• [Task to carry out]
Exactly as written, retype the listing below, omitting the pictures.

>> begin Stored rows

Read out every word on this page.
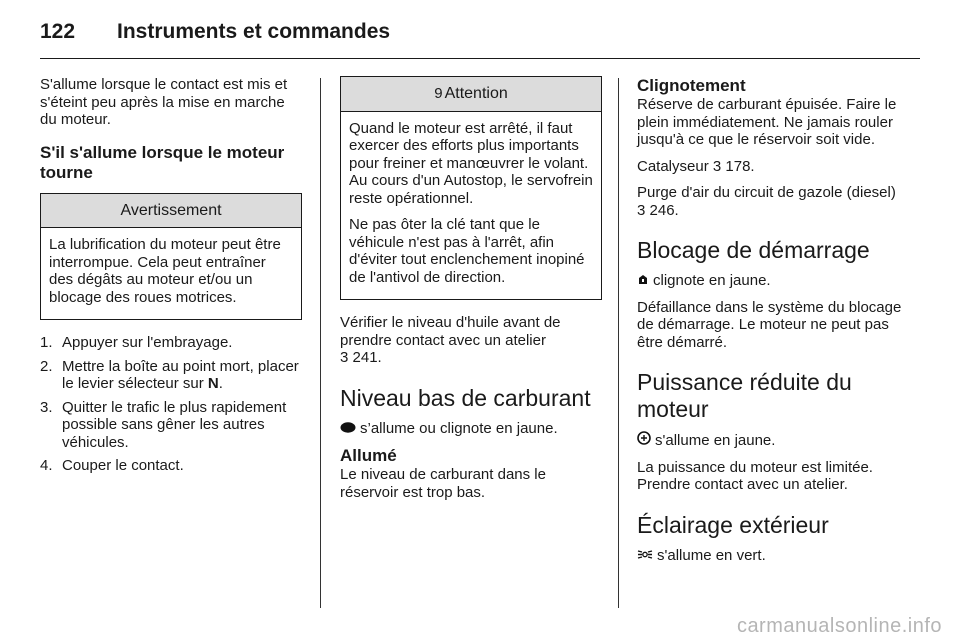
122 Instruments et commandes

S'allume lorsque le contact est mis et s'éteint peu après la mise en marche du moteur.

S'il s'allume lorsque le moteur tourne
Avertissement

La lubrification du moteur peut être interrompue. Cela peut entraîner des dégâts au moteur et/ou un blocage des roues motrices.

1. Appuyer sur l'embrayage.
2. Mettre la boîte au point mort, placer le levier sélecteur sur N.
3. Quitter le trafic le plus rapidement possible sans gêner les autres véhicules.
4. Couper le contact.
9 Attention

Quand le moteur est arrêté, il faut exercer des efforts plus importants pour freiner et manœuvrer le volant. Au cours d'un Autostop, le servofrein reste opérationnel.

Ne pas ôter la clé tant que le véhicule n'est pas à l'arrêt, afin d'éviter tout enclenchement inopiné de l'antivol de direction.

Vérifier le niveau d'huile avant de prendre contact avec un atelier
3 241.

Niveau bas de carburant

s’allume ou clignote en jaune.

Allumé

Le niveau de carburant dans le réservoir est trop bas.

Clignotement

Réserve de carburant épuisée. Faire le plein immédiatement. Ne jamais rouler jusqu'à ce que le réservoir soit vide.

Catalyseur 3 178.

Purge d'air du circuit de gazole (diesel) 3 246.

Blocage de démarrage

clignote en jaune.

Défaillance dans le système du blocage de démarrage. Le moteur ne peut pas être démarré.

Puissance réduite du moteur

s'allume en jaune.

La puissance du moteur est limitée. Prendre contact avec un atelier.

Éclairage extérieur

s'allume en vert.

carmanualsonline.info
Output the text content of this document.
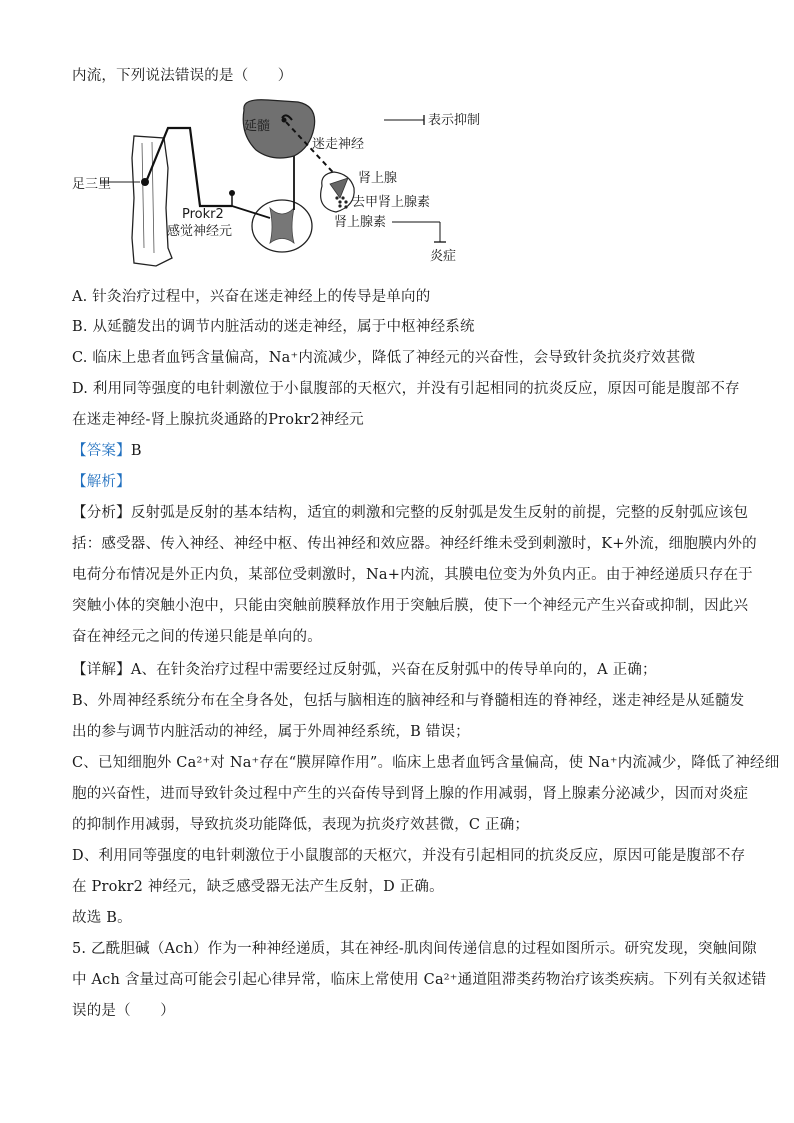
内流，下列说法错误的是（　　）
足三里
Prokr2
感觉神经元
延髓
迷走神经
表示抑制
肾上腺
去甲肾上腺素
肾上腺素
炎症
A. 针灸治疗过程中，兴奋在迷走神经上的传导是单向的
B. 从延髓发出的调节内脏活动的迷走神经，属于中枢神经系统
C. 临床上患者血钙含量偏高，Na⁺内流减少，降低了神经元的兴奋性，会导致针灸抗炎疗效甚微
D. 利用同等强度的电针刺激位于小鼠腹部的天枢穴，并没有引起相同的抗炎反应，原因可能是腹部不存
在迷走神经-肾上腺抗炎通路的Prokr2神经元
【答案】B
【解析】
【分析】反射弧是反射的基本结构，适宜的刺激和完整的反射弧是发生反射的前提，完整的反射弧应该包
括：感受器、传入神经、神经中枢、传出神经和效应器。神经纤维未受到刺激时，K+外流，细胞膜内外的
电荷分布情况是外正内负，某部位受刺激时，Na+内流，其膜电位变为外负内正。由于神经递质只存在于
突触小体的突触小泡中，只能由突触前膜释放作用于突触后膜，使下一个神经元产生兴奋或抑制，因此兴
奋在神经元之间的传递只能是单向的。
【详解】A、在针灸治疗过程中需要经过反射弧，兴奋在反射弧中的传导单向的，A 正确；
B、外周神经系统分布在全身各处，包括与脑相连的脑神经和与脊髓相连的脊神经，迷走神经是从延髓发
出的参与调节内脏活动的神经，属于外周神经系统，B 错误；
C、已知细胞外 Ca²⁺对 Na⁺存在“膜屏障作用”。临床上患者血钙含量偏高，使 Na⁺内流减少，降低了神经细
胞的兴奋性，进而导致针灸过程中产生的兴奋传导到肾上腺的作用减弱，肾上腺素分泌减少，因而对炎症
的抑制作用减弱，导致抗炎功能降低，表现为抗炎疗效甚微，C 正确；
D、利用同等强度的电针刺激位于小鼠腹部的天枢穴，并没有引起相同的抗炎反应，原因可能是腹部不存
在 Prokr2 神经元，缺乏感受器无法产生反射，D 正确。
故选 B。
5. 乙酰胆碱（Ach）作为一种神经递质，其在神经-肌肉间传递信息的过程如图所示。研究发现，突触间隙
中 Ach 含量过高可能会引起心律异常，临床上常使用 Ca²⁺通道阻滞类药物治疗该类疾病。下列有关叙述错
误的是（　　）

>> end Stored rows

• [Exercise solution]
Read out every word on this page.
122 Instruments et commandes

S'allume lorsque le contact est mis et s'éteint peu après la mise en marche du moteur.

S'il s'allume lorsque le moteur tourne
Avertissement

La lubrification du moteur peut être interrompue. Cela peut entraîner des dégâts au moteur et/ou un blocage des roues motrices.

1. Appuyer sur l'embrayage.
2. Mettre la boîte au point mort, placer le levier sélecteur sur N.
3. Quitter le trafic le plus rapidement possible sans gêner les autres véhicules.
4. Couper le contact.
9 Attention

Quand le moteur est arrêté, il faut exercer des efforts plus importants pour freiner et manœuvrer le volant. Au cours d'un Autostop, le servofrein reste opérationnel.

Ne pas ôter la clé tant que le véhicule n'est pas à l'arrêt, afin d'éviter tout enclenchement inopiné de l'antivol de direction.

Vérifier le niveau d'huile avant de prendre contact avec un atelier
3 241.

Niveau bas de carburant

s’allume ou clignote en jaune.

Allumé

Le niveau de carburant dans le réservoir est trop bas.

Clignotement

Réserve de carburant épuisée. Faire le plein immédiatement. Ne jamais rouler jusqu'à ce que le réservoir soit vide.

Catalyseur 3 178.

Purge d'air du circuit de gazole (diesel) 3 246.

Blocage de démarrage

clignote en jaune.

Défaillance dans le système du blocage de démarrage. Le moteur ne peut pas être démarré.

Puissance réduite du moteur

s'allume en jaune.

La puissance du moteur est limitée. Prendre contact avec un atelier.

Éclairage extérieur

s'allume en vert.

carmanualsonline.info
Output the text content of this document.
内流，下列说法错误的是（　　）
足三里
Prokr2
感觉神经元
延髓
迷走神经
表示抑制
肾上腺
去甲肾上腺素
肾上腺素
炎症
A. 针灸治疗过程中，兴奋在迷走神经上的传导是单向的
B. 从延髓发出的调节内脏活动的迷走神经，属于中枢神经系统
C. 临床上患者血钙含量偏高，Na⁺内流减少，降低了神经元的兴奋性，会导致针灸抗炎疗效甚微
D. 利用同等强度的电针刺激位于小鼠腹部的天枢穴，并没有引起相同的抗炎反应，原因可能是腹部不存
在迷走神经-肾上腺抗炎通路的Prokr2神经元
【答案】B
【解析】
【分析】反射弧是反射的基本结构，适宜的刺激和完整的反射弧是发生反射的前提，完整的反射弧应该包
括：感受器、传入神经、神经中枢、传出神经和效应器。神经纤维未受到刺激时，K+外流，细胞膜内外的
电荷分布情况是外正内负，某部位受刺激时，Na+内流，其膜电位变为外负内正。由于神经递质只存在于
突触小体的突触小泡中，只能由突触前膜释放作用于突触后膜，使下一个神经元产生兴奋或抑制，因此兴
奋在神经元之间的传递只能是单向的。
【详解】A、在针灸治疗过程中需要经过反射弧，兴奋在反射弧中的传导单向的，A 正确；
B、外周神经系统分布在全身各处，包括与脑相连的脑神经和与脊髓相连的脊神经，迷走神经是从延髓发
出的参与调节内脏活动的神经，属于外周神经系统，B 错误；
C、已知细胞外 Ca²⁺对 Na⁺存在“膜屏障作用”。临床上患者血钙含量偏高，使 Na⁺内流减少，降低了神经细
胞的兴奋性，进而导致针灸过程中产生的兴奋传导到肾上腺的作用减弱，肾上腺素分泌减少，因而对炎症
的抑制作用减弱，导致抗炎功能降低，表现为抗炎疗效甚微，C 正确；
D、利用同等强度的电针刺激位于小鼠腹部的天枢穴，并没有引起相同的抗炎反应，原因可能是腹部不存
在 Prokr2 神经元，缺乏感受器无法产生反射，D 正确。
故选 B。
5. 乙酰胆碱（Ach）作为一种神经递质，其在神经-肌肉间传递信息的过程如图所示。研究发现，突触间隙
中 Ach 含量过高可能会引起心律异常，临床上常使用 Ca²⁺通道阻滞类药物治疗该类疾病。下列有关叙述错
误的是（　　）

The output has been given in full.